- _DATA SHOWN_

________________________

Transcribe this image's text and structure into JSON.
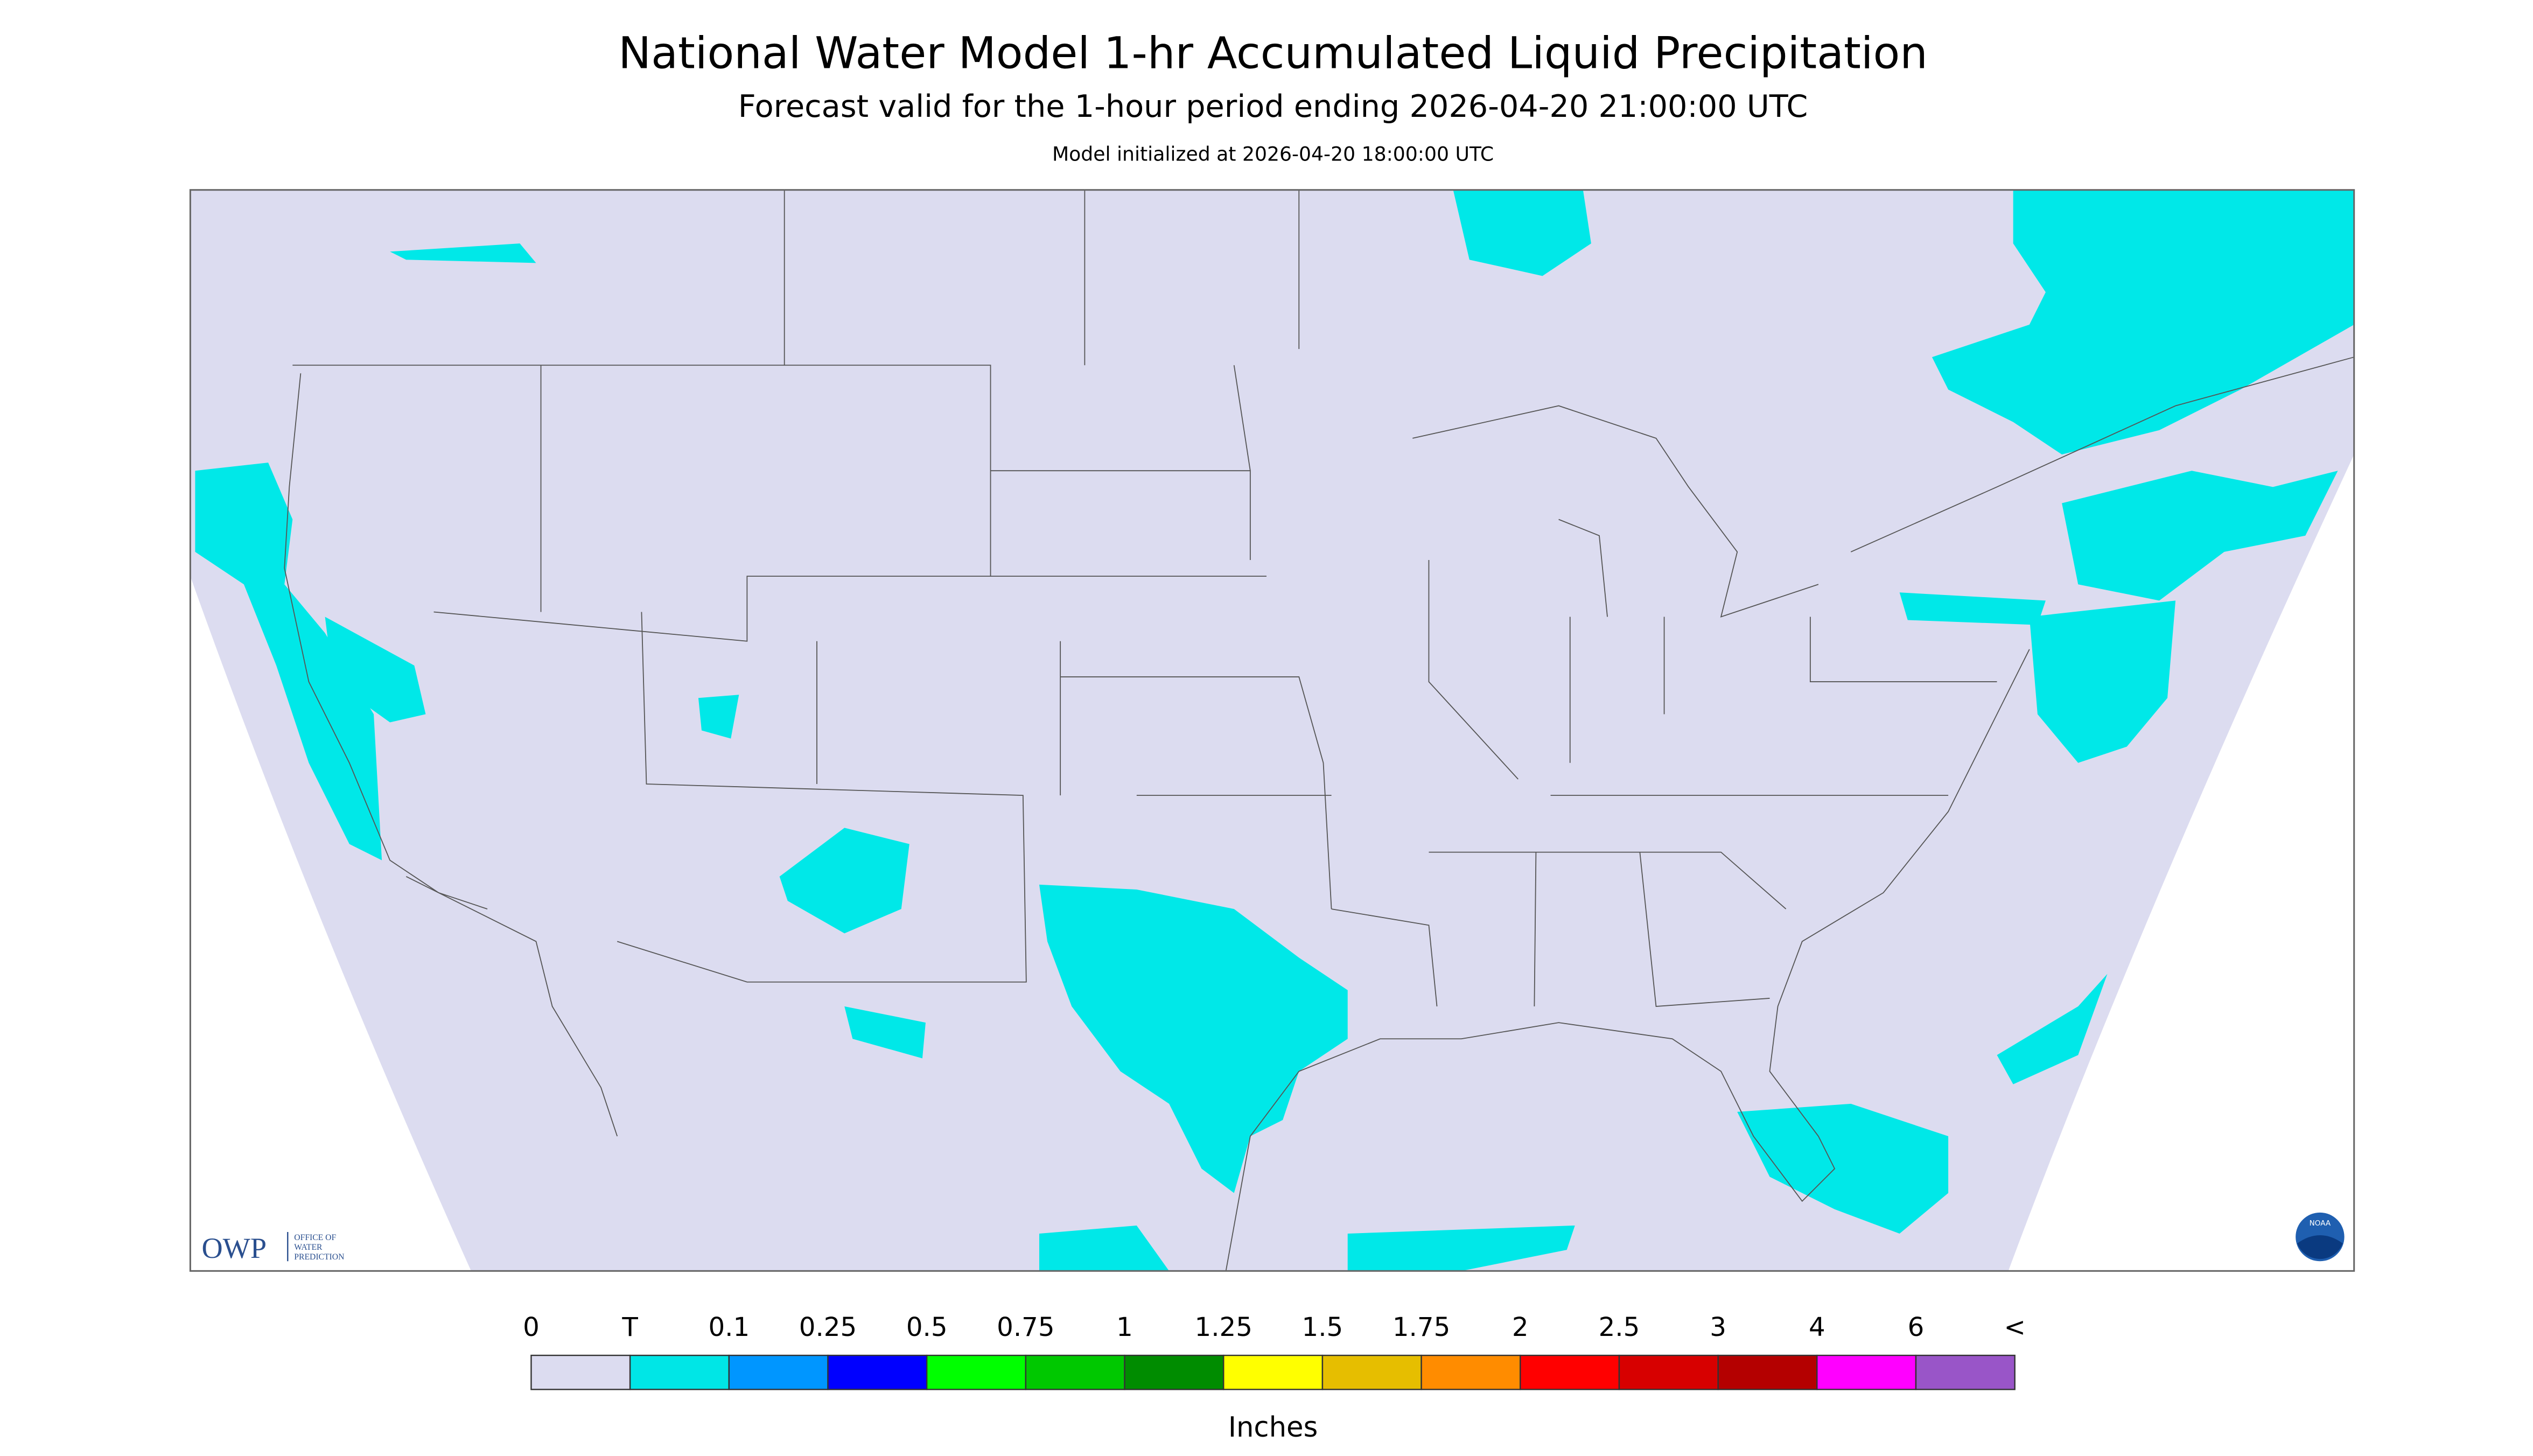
{
  "header": {
    "title": "National Water Model 1-hr Accumulated Liquid Precipitation",
    "subtitle": "Forecast valid for the 1-hour period ending 2026-04-20 21:00:00 UTC",
    "note": "Model initialized at 2026-04-20 18:00:00 UTC"
  },
  "logo": {
    "text": "OWP",
    "lines": [
      "OFFICE OF",
      "WATER",
      "PREDICTION"
    ],
    "badge": "NOAA"
  },
  "legend": {
    "labels": [
      "0",
      "T",
      "0.1",
      "0.25",
      "0.5",
      "0.75",
      "1",
      "1.25",
      "1.5",
      "1.75",
      "2",
      "2.5",
      "3",
      "4",
      "6",
      "<"
    ],
    "colors": [
      "#dcdcf0",
      "#00e6e6",
      "#0096ff",
      "#0000ff",
      "#00ff00",
      "#00c800",
      "#008c00",
      "#ffff00",
      "#e6be00",
      "#ff8c00",
      "#ff0000",
      "#d70000",
      "#b40000",
      "#ff00ff",
      "#9955c8"
    ],
    "unit": "Inches"
  }
}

________________________

- _EXERCISE PROMPT_
Look through the data and show every line containing "text".

- _IN RESPONSE_
Transcribe this image's text and structure into JSON.
    "text": "OWP",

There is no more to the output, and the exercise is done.